[start]
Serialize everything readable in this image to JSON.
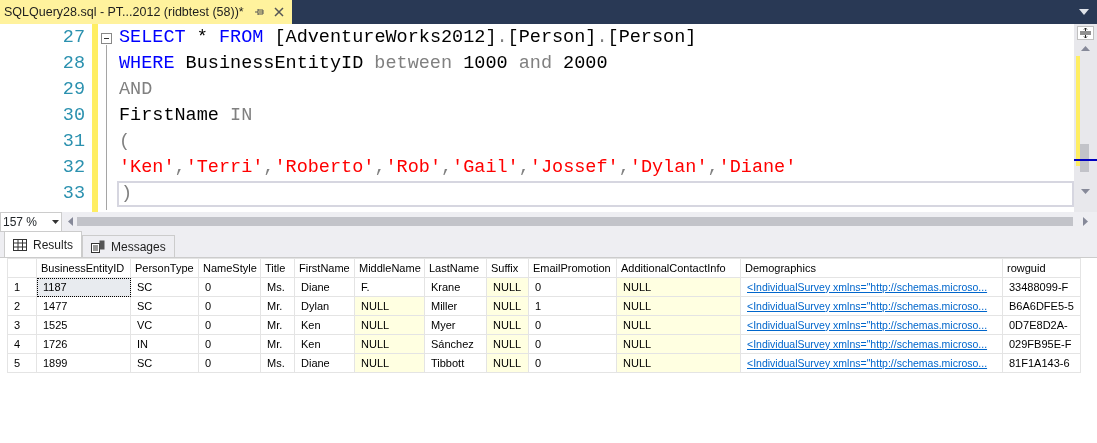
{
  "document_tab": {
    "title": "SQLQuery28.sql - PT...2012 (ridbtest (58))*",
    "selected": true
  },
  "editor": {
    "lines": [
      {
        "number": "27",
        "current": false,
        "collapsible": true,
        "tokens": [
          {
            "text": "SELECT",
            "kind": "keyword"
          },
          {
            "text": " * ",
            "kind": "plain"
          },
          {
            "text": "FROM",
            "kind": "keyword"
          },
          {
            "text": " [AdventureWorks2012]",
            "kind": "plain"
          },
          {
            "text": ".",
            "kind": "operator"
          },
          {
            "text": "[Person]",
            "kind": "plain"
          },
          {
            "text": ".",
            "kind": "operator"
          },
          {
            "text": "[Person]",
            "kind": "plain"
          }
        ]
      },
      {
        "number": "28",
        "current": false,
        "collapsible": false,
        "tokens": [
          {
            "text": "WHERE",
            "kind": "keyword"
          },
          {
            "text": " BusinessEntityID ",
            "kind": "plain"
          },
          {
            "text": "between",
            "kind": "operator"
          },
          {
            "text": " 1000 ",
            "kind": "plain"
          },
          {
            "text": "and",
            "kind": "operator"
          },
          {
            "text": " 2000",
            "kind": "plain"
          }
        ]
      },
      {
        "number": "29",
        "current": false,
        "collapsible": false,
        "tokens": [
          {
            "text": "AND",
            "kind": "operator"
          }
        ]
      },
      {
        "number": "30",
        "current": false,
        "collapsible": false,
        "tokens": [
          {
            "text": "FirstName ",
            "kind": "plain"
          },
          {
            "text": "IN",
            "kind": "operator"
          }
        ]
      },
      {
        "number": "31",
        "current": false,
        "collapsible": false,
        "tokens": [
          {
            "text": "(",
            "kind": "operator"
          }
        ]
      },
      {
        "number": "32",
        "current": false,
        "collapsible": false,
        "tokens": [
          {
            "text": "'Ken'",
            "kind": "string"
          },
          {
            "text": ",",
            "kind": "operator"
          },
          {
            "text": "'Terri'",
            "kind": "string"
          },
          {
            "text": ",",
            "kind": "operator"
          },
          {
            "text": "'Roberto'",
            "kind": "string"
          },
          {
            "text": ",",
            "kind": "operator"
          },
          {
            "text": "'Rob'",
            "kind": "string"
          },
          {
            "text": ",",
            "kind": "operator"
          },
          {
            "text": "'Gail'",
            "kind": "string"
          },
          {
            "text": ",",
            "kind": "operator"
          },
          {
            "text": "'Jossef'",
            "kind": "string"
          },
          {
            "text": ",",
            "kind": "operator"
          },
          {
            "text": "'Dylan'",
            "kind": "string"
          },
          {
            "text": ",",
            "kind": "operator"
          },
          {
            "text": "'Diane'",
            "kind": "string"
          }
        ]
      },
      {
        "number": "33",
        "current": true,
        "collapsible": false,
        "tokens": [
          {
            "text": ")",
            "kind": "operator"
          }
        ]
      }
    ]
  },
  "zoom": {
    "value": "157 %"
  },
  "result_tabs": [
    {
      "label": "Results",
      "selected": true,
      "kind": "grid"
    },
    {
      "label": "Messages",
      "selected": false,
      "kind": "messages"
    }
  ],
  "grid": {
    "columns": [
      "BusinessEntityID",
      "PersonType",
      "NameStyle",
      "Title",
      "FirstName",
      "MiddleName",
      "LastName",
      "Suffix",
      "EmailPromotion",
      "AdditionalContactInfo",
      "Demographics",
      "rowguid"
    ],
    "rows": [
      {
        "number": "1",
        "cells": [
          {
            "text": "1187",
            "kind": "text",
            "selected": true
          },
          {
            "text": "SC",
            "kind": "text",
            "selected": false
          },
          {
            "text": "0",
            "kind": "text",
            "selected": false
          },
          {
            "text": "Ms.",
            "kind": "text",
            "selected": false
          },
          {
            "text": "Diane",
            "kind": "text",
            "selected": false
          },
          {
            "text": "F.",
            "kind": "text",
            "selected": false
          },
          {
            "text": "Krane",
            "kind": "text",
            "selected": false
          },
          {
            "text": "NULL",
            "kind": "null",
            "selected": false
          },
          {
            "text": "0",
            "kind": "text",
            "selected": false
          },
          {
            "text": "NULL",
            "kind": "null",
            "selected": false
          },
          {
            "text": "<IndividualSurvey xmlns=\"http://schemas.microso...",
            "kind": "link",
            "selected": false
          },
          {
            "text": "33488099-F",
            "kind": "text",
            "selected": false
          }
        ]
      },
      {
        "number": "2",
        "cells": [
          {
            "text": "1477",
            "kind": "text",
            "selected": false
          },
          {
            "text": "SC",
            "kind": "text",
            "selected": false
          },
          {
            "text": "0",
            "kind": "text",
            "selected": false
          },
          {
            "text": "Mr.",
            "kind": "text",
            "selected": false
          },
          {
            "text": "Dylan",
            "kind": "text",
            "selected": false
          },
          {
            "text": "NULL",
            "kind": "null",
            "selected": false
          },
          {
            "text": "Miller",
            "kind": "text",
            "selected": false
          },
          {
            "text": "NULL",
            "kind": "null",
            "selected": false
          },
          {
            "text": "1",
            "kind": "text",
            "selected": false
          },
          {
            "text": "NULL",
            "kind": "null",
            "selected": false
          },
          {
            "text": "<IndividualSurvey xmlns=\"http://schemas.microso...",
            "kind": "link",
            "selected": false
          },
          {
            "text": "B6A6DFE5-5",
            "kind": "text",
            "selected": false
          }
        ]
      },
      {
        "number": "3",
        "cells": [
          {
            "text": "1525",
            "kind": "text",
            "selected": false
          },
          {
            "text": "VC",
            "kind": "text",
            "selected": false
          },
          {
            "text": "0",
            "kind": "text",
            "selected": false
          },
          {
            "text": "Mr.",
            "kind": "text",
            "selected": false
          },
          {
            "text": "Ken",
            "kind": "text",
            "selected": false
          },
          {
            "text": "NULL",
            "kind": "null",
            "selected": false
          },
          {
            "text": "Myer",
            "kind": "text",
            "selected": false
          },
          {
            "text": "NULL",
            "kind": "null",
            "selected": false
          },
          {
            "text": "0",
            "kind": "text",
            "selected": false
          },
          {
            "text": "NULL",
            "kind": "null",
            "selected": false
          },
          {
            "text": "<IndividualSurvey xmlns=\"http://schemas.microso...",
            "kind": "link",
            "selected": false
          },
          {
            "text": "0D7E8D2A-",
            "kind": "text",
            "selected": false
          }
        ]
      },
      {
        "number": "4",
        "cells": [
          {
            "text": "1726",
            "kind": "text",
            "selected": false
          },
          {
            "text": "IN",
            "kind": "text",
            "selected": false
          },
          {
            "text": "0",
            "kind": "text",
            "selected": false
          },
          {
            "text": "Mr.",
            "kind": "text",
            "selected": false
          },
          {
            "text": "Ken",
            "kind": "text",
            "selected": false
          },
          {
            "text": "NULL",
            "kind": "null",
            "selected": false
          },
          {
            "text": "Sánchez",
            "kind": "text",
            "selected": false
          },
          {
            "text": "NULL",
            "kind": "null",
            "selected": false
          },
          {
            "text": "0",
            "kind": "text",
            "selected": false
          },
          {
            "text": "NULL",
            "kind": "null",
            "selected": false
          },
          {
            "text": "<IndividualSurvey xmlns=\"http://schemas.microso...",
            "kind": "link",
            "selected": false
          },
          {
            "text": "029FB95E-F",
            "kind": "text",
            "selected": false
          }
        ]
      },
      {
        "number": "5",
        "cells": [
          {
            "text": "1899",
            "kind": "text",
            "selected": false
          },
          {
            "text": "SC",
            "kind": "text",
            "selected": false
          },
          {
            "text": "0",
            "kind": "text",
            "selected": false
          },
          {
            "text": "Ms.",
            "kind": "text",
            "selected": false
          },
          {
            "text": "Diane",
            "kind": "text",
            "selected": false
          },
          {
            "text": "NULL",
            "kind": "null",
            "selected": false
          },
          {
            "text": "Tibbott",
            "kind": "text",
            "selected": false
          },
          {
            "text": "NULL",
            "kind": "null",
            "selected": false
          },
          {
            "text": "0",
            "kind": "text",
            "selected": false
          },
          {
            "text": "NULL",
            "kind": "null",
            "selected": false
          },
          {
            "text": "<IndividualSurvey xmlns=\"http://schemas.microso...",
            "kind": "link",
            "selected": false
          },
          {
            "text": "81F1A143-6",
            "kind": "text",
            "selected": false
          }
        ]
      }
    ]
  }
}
[end]
◆ **REQUIREMENTS**
Where a line in the material above holds "BusinessEntityID", copy that line.

◆ **TASK RESPONSE**
            "text": " BusinessEntityID ",
      "BusinessEntityID",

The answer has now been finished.